▸ TO BE DONE: Work through the data and report how many lines include the string "giełdę", giving the number alone.

===

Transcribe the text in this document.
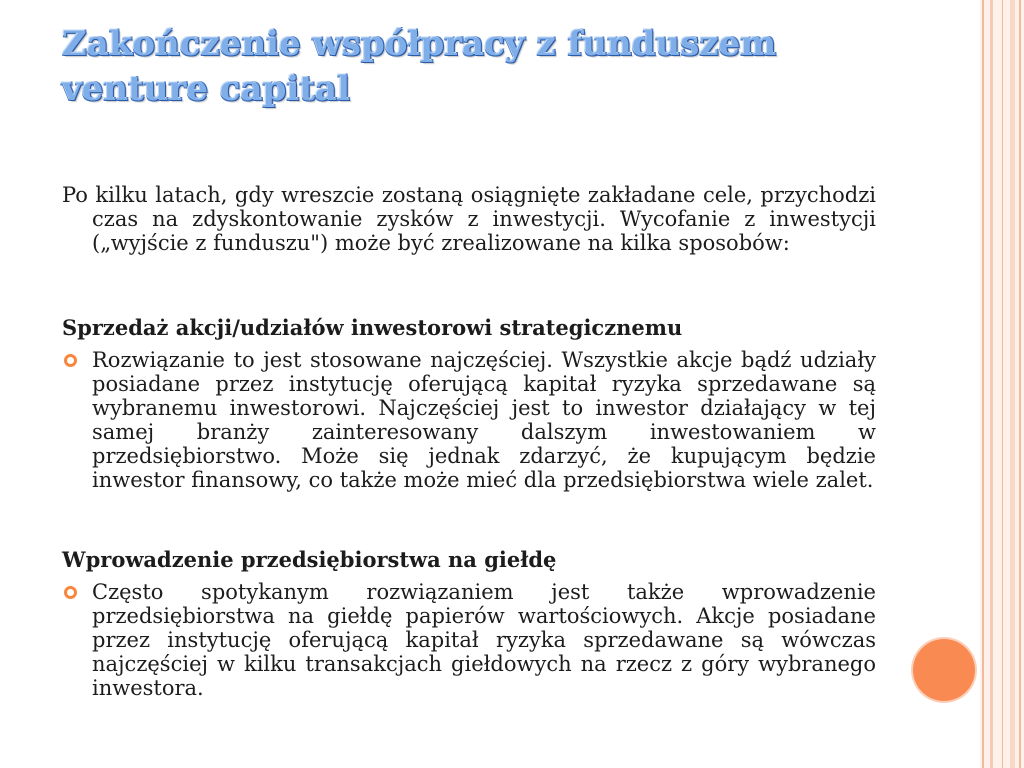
Zakończenie współpracy z funduszem venture capital

Po kilku latach, gdy wreszcie zostaną osiągnięte zakładane cele, przychodzi czas na zdyskontowanie zysków z inwestycji. Wycofanie z inwestycji („wyjście z funduszu") może być zrealizowane na kilka sposobów:

Sprzedaż akcji/udziałów inwestorowi strategicznemu

Rozwiązanie to jest stosowane najczęściej. Wszystkie akcje bądź udziały posiadane przez instytucję oferującą kapitał ryzyka sprzedawane są wybranemu inwestorowi. Najczęściej jest to inwestor działający w tej samej branży zainteresowany dalszym inwestowaniem w przedsiębiorstwo. Może się jednak zdarzyć, że kupującym będzie inwestor finansowy, co także może mieć dla przedsiębiorstwa wiele zalet.

Wprowadzenie przedsiębiorstwa na giełdę

Często spotykanym rozwiązaniem jest także wprowadzenie przedsiębiorstwa na giełdę papierów wartościowych. Akcje posiadane przez instytucję oferującą kapitał ryzyka sprzedawane są wówczas najczęściej w kilku transakcjach giełdowych na rzecz z góry wybranego inwestora.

===

▸ COMPLETE RESPONSE: 2